- Given request
Write out the material exactly, without any of its pictures.

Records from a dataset
+ + + + +

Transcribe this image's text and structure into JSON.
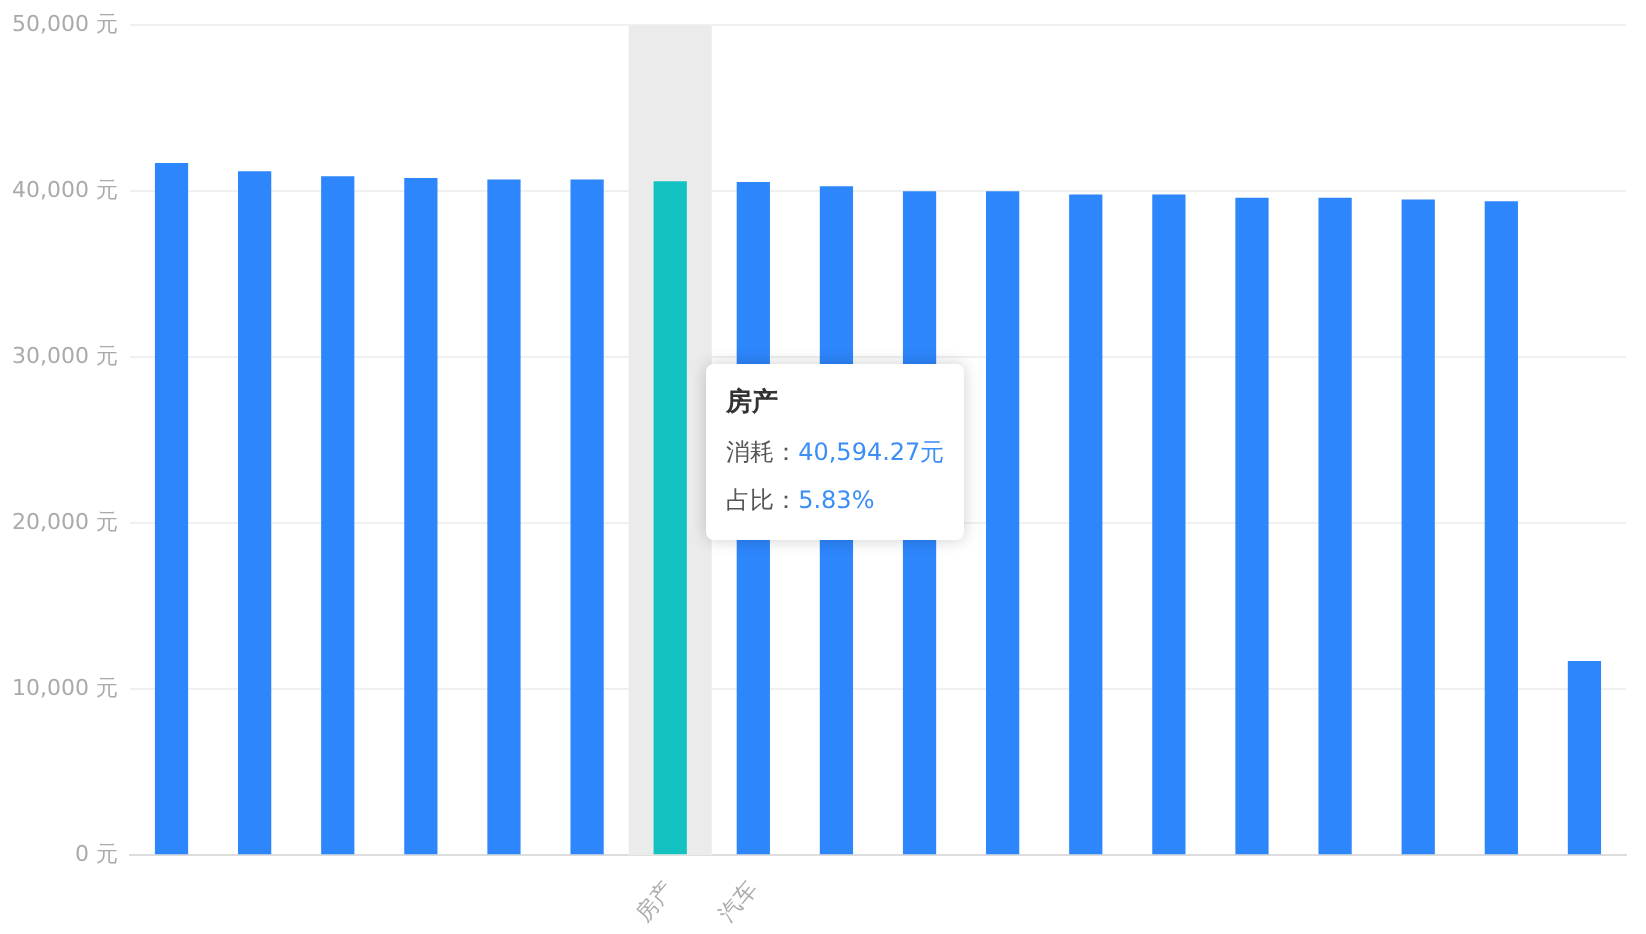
{
  "chart_data": {
    "type": "bar",
    "categories": [
      null,
      null,
      null,
      null,
      null,
      null,
      "房产",
      "汽车",
      null,
      null,
      null,
      null,
      null,
      null,
      null,
      null,
      null,
      null
    ],
    "values": [
      41700,
      41200,
      40900,
      40800,
      40700,
      40700,
      40594.27,
      40550,
      40300,
      40000,
      40000,
      39800,
      39800,
      39600,
      39600,
      39500,
      39400,
      11700
    ],
    "colors": [
      "#2d86fb",
      "#2d86fb",
      "#2d86fb",
      "#2d86fb",
      "#2d86fb",
      "#2d86fb",
      "#14c2c2",
      "#2d86fb",
      "#2d86fb",
      "#2d86fb",
      "#2d86fb",
      "#2d86fb",
      "#2d86fb",
      "#2d86fb",
      "#2d86fb",
      "#2d86fb",
      "#2d86fb",
      "#2d86fb"
    ],
    "ylim": [
      0,
      50000
    ],
    "yticks": [
      {
        "value": 0,
        "label": "0 元"
      },
      {
        "value": 10000,
        "label": "10,000 元"
      },
      {
        "value": 20000,
        "label": "20,000 元"
      },
      {
        "value": 30000,
        "label": "30,000 元"
      },
      {
        "value": 40000,
        "label": "40,000 元"
      },
      {
        "value": 50000,
        "label": "50,000 元"
      }
    ],
    "grid": "y",
    "bands": [
      {
        "axis": "x",
        "from": "房产",
        "to": "房产",
        "color": "#ebebeb"
      }
    ],
    "annotations": [
      "房产",
      "消耗：40,594.27元",
      "占比：5.83%"
    ]
  }
}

+ + + + +

- Final result
Transcribe this image's text and structure into JSON.
{
  "chart_data": {
    "type": "bar",
    "categories": [
      null,
      null,
      null,
      null,
      null,
      null,
      "房产",
      "汽车",
      null,
      null,
      null,
      null,
      null,
      null,
      null,
      null,
      null,
      null
    ],
    "values": [
      41700,
      41200,
      40900,
      40800,
      40700,
      40700,
      40594.27,
      40550,
      40300,
      40000,
      40000,
      39800,
      39800,
      39600,
      39600,
      39500,
      39400,
      11700
    ],
    "colors": [
      "#2d86fb",
      "#2d86fb",
      "#2d86fb",
      "#2d86fb",
      "#2d86fb",
      "#2d86fb",
      "#14c2c2",
      "#2d86fb",
      "#2d86fb",
      "#2d86fb",
      "#2d86fb",
      "#2d86fb",
      "#2d86fb",
      "#2d86fb",
      "#2d86fb",
      "#2d86fb",
      "#2d86fb",
      "#2d86fb"
    ],
    "ylim": [
      0,
      50000
    ],
    "yticks": [
      {
        "value": 0,
        "label": "0 元"
      },
      {
        "value": 10000,
        "label": "10,000 元"
      },
      {
        "value": 20000,
        "label": "20,000 元"
      },
      {
        "value": 30000,
        "label": "30,000 元"
      },
      {
        "value": 40000,
        "label": "40,000 元"
      },
      {
        "value": 50000,
        "label": "50,000 元"
      }
    ],
    "grid": "y",
    "bands": [
      {
        "axis": "x",
        "from": "房产",
        "to": "房产",
        "color": "#ebebeb"
      }
    ],
    "annotations": [
      "房产",
      "消耗：40,594.27元",
      "占比：5.83%"
    ]
  }
}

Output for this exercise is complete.